*WRITTEN TASK A*:
Using the forum thread about the bow sanders, decide whether each statement agrees with it. (i) The sanding belts came from WoodWorkers Supply. (ii) The sanders went to members of a woodworking group. (iii) A bow sander is meant for sanding flat boards. For each, answer yes or no and quote the deciding words of the thread.

** BEGIN TEXT SHOWN **

# That time of year again



## Herb Stoops (Aug 28, 2012)

This year I made all the members of the woodworking group a bow sander for the spirit of the holidays.
I will let the pictures tell the story.
they were made from mnaple and an old poplar plank I had laying around. the first picture is what was left of the plank. The sandin belts were from WoodWorkers Supply, Kingspor.
Herb


----------



## Herb Stoops (Aug 28, 2012)

And some more;


----------



## Herb Stoops (Aug 28, 2012)

And More


----------



## Herb Stoops (Aug 28, 2012)

And lastly


----------



## kklowell (Dec 26, 2014)

Those are nice!


----------



## Stick486 (Jan 4, 2013)

way to go Herb....


----------



## RainMan 2.0 (May 6, 2014)

Very nice work Herb . I had to wait till the end to understand what they were . Look like they would come in very handy to some lucky recipients


----------



## old55 (Aug 11, 2013)

Very nice Herb.


----------



## Tiny (Aug 12, 2012)

Verynice. What are they?


----------



## herrwood (Apr 19, 2014)

Tiny said:


> Verynice. What are they?


Bow sander use to sand round or odd shaped parts.


----------



## honesttjohn (Feb 17, 2015)

Cool!!

HJ


----------



## CharleyL (Feb 28, 2009)

Herb,

You're making me wish that I was a member of your club. You had better hope that the club won't grow much larger, or your Santa projects will need to start production in July.

Some great work, again this year.

Charley


----------



## TenGees (Sep 12, 2012)

Nice work, Herb. I could use one to sand a pedestal base that I've been thinking of refinishing.


----------



## schnewj (Nov 18, 2013)

Outstanding as always, Herb.

You have some very lucky club members. You have done some great items over the past couple of years. I can only guess what you get in return from the other club members. If they are anything like you, then, I'm sure you have some really neat items in return.


----------



## old coasty (Aug 15, 2014)

Great work Herb.


----------



## Herb Stoops (Aug 28, 2012)

schnewj said:


> Outstanding as always, Herb.
> 
> You have some very lucky club members. You have done some great items over the past couple of years. I can only guess what you get in return from the other club members. If they are anything like you, then, I'm sure you have some really neat items in return.

** END TEXT SHOWN **

*WRITTEN TASK B*:
In the records, write out the lines verbatim, beginning at the line that contains "traffic-lights xyxy=(0,33,64,45)" and ending after the line that contains "eol-status[interactable]: LF xyxy=(1363,879,1378,893)".

** BEGIN INFORMATION PROVIDED **

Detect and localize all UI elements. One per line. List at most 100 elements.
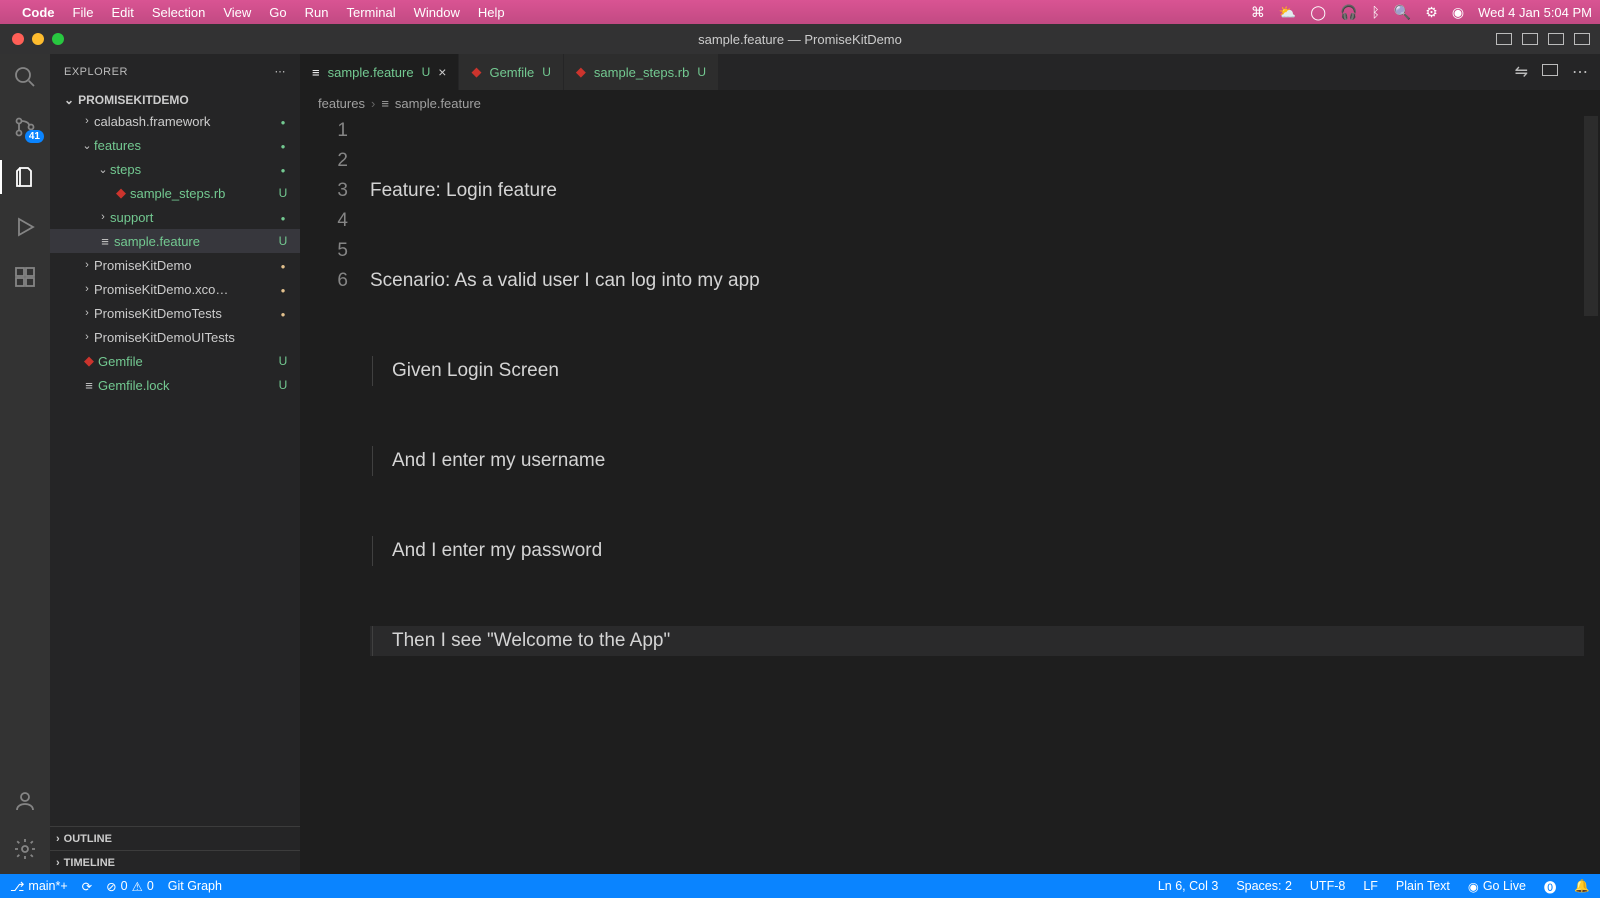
traffic-lights xyxy=(0,33,64,45)
file-gemfile[interactable]: ◆GemfileU xyxy=(50,349,300,373)
language-mode[interactable]: Plain Text xyxy=(1396,879,1450,893)
menubar-clock[interactable]: Wed 4 Jan 5:04 PM xyxy=(1478,5,1592,20)
code-lines[interactable]: Feature: Login feature Scenario: As a va… xyxy=(370,116,1600,874)
user-icon[interactable]: ◯ xyxy=(1310,4,1326,21)
layout-toggle-icon[interactable] xyxy=(1496,33,1512,45)
cursor-position[interactable]: Ln 6, Col 3 xyxy=(1158,879,1218,893)
eol-status[interactable]: LF xyxy=(1363,879,1378,893)
git-graph-button[interactable]: Git Graph xyxy=(168,879,222,893)
menu-help[interactable]: Help xyxy=(478,5,505,20)
chevron-right-icon: › xyxy=(371,96,375,111)
source-control-icon[interactable]: 41 xyxy=(12,114,38,140)
minimap[interactable] xyxy=(1584,116,1598,874)
layout-toggle-icon[interactable] xyxy=(1548,33,1564,45)
split-editor-icon[interactable] xyxy=(1542,63,1558,81)
folder-features[interactable]: ⌄features xyxy=(50,133,300,157)
feedback-icon[interactable]: ⓿ xyxy=(1544,877,1557,896)
spotlight-icon[interactable]: 🔍 xyxy=(1394,4,1411,21)
folder-promisekitdemouitests[interactable]: ›PromiseKitDemoUITests xyxy=(50,325,300,349)
siri-icon[interactable]: ◉ xyxy=(1452,4,1464,21)
menu-view[interactable]: View xyxy=(223,5,251,20)
minimize-window-button[interactable] xyxy=(32,33,44,45)
menu-window[interactable]: Window xyxy=(414,5,460,20)
settings-gear-icon[interactable] xyxy=(12,836,38,862)
breadcrumbs[interactable]: features › ≡ sample.feature xyxy=(300,90,1600,116)
tab-status: U xyxy=(542,65,551,79)
minimap-thumb[interactable] xyxy=(1584,116,1598,316)
close-window-button[interactable] xyxy=(12,33,24,45)
layout-toggle-icon[interactable] xyxy=(1574,33,1590,45)
menu-app[interactable]: Code xyxy=(22,5,55,20)
tab-sample-feature[interactable]: ≡ sample.feature U × xyxy=(300,54,459,90)
folder-label: steps xyxy=(110,162,274,177)
outline-section[interactable]: ›OUTLINE xyxy=(50,826,300,850)
git-branch-status[interactable]: ⎇main*+ xyxy=(10,879,68,894)
code-editor[interactable]: 123456 Feature: Login feature Scenario: … xyxy=(300,116,1600,874)
code-line[interactable]: Then I see "Welcome to the App" xyxy=(370,626,1590,656)
folder-promisekitdemo-xco[interactable]: ›PromiseKitDemo.xco… xyxy=(50,277,300,301)
editor-tabs: ≡ sample.feature U × ◆ Gemfile U ◆ sampl… xyxy=(300,54,1600,90)
folder-promisekitdemo[interactable]: ›PromiseKitDemo xyxy=(50,253,300,277)
menu-file[interactable]: File xyxy=(73,5,94,20)
activity-bar: 41 xyxy=(0,54,50,874)
folder-label: PromiseKitDemoTests xyxy=(94,306,274,321)
sync-icon[interactable]: ⟳ xyxy=(82,879,92,894)
extensions-icon[interactable] xyxy=(12,264,38,290)
bell-icon[interactable]: 🔔 xyxy=(1574,879,1590,894)
workspace-root[interactable]: ⌄PROMISEKITDEMO xyxy=(50,89,300,107)
menu-terminal[interactable]: Terminal xyxy=(347,5,396,20)
breadcrumb-part[interactable]: features xyxy=(318,96,365,111)
window-title: sample.feature — PromiseKitDemo xyxy=(698,32,902,47)
folder-label: PromiseKitDemo xyxy=(94,258,274,273)
warning-icon: ⚠ xyxy=(132,879,143,894)
file-gemfile-lock[interactable]: ≡Gemfile.lockU xyxy=(50,373,300,397)
code-line[interactable]: Feature: Login feature xyxy=(370,176,1590,206)
account-icon[interactable] xyxy=(12,788,38,814)
code-line[interactable]: Given Login Screen xyxy=(370,356,1590,386)
folder-calabash[interactable]: ›calabash.framework xyxy=(50,109,300,133)
section-label: OUTLINE xyxy=(64,833,112,845)
menu-go[interactable]: Go xyxy=(269,5,286,20)
explorer-icon[interactable] xyxy=(12,164,38,190)
file-sample-feature[interactable]: ≡sample.featureU xyxy=(50,229,300,253)
problems-status[interactable]: ⊘0 ⚠0 xyxy=(106,879,154,894)
breadcrumb-part[interactable]: sample.feature xyxy=(395,96,481,111)
timeline-section[interactable]: ›TIMELINE xyxy=(50,850,300,874)
zoom-window-button[interactable] xyxy=(52,33,64,45)
tab-label: Gemfile xyxy=(489,65,534,80)
folder-promisekitdemotests[interactable]: ›PromiseKitDemoTests xyxy=(50,301,300,325)
code-line[interactable]: And I enter my username xyxy=(370,446,1590,476)
status-icon[interactable]: ⌘ xyxy=(1251,4,1265,21)
more-icon[interactable]: ⋯ xyxy=(275,65,287,78)
menu-edit[interactable]: Edit xyxy=(111,5,133,20)
menu-selection[interactable]: Selection xyxy=(152,5,205,20)
file-sample-steps[interactable]: ◆sample_steps.rbU xyxy=(50,181,300,205)
layout-toggle-icon[interactable] xyxy=(1522,33,1538,45)
more-actions-icon[interactable]: ⋯ xyxy=(1572,62,1588,82)
close-tab-icon[interactable]: × xyxy=(438,64,446,80)
tab-status: U xyxy=(697,65,706,79)
folder-label: PromiseKitDemo.xco… xyxy=(94,282,274,297)
folder-steps[interactable]: ⌄steps xyxy=(50,157,300,181)
encoding-status[interactable]: UTF-8 xyxy=(1310,879,1345,893)
bluetooth-icon[interactable]: ᛒ xyxy=(1371,4,1379,20)
code-line[interactable]: And I enter my password xyxy=(370,536,1590,566)
explorer-sidebar: EXPLORER ⋯ ⌄PROMISEKITDEMO ›calabash.fra… xyxy=(50,54,300,874)
go-live-button[interactable]: ◉Go Live xyxy=(1468,879,1526,894)
folder-support[interactable]: ›support xyxy=(50,205,300,229)
search-icon[interactable] xyxy=(12,64,38,90)
compare-changes-icon[interactable]: ⇋ xyxy=(1515,62,1528,82)
indent-status[interactable]: Spaces: 2 xyxy=(1236,879,1292,893)
folder-label: calabash.framework xyxy=(94,114,274,129)
section-label: TIMELINE xyxy=(64,857,115,869)
tab-gemfile[interactable]: ◆ Gemfile U xyxy=(459,54,563,90)
status-icon[interactable]: ⛅ xyxy=(1279,4,1296,21)
file-label: Gemfile.lock xyxy=(98,378,274,393)
tab-sample-steps[interactable]: ◆ sample_steps.rb U xyxy=(564,54,719,90)
code-line[interactable]: Scenario: As a valid user I can log into… xyxy=(370,266,1590,296)
headphones-icon[interactable]: 🎧 xyxy=(1340,4,1357,21)
control-center-icon[interactable]: ⚙ xyxy=(1425,4,1438,21)
menu-run[interactable]: Run xyxy=(305,5,329,20)
run-debug-icon[interactable] xyxy=(12,214,38,240)
scm-badge: 41 xyxy=(25,130,44,143)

** END INFORMATION PROVIDED **

*CORRECT RESULT A*:
(i) Yes: "The sandin belts were from WoodWorkers Supply, Kingspor."
(ii) Yes: "This year I made all the members of the woodworking group a bow sander"
(iii) No: "Bow sander use to sand round or odd shaped parts."

*CORRECT RESULT B*:
traffic-lights xyxy=(0,33,64,45)
file-gemfile[interactable]: ◆GemfileU xyxy=(50,349,300,373)
language-mode[interactable]: Plain Text xyxy=(1396,879,1450,893)
menubar-clock[interactable]: Wed 4 Jan 5:04 PM xyxy=(1478,5,1592,20)
code-lines[interactable]: Feature: Login feature Scenario: As a va… xyxy=(370,116,1600,874)
user-icon[interactable]: ◯ xyxy=(1310,4,1326,21)
layout-toggle-icon[interactable] xyxy=(1496,33,1512,45)
cursor-position[interactable]: Ln 6, Col 3 xyxy=(1158,879,1218,893)
eol-status[interactable]: LF xyxy=(1363,879,1378,893)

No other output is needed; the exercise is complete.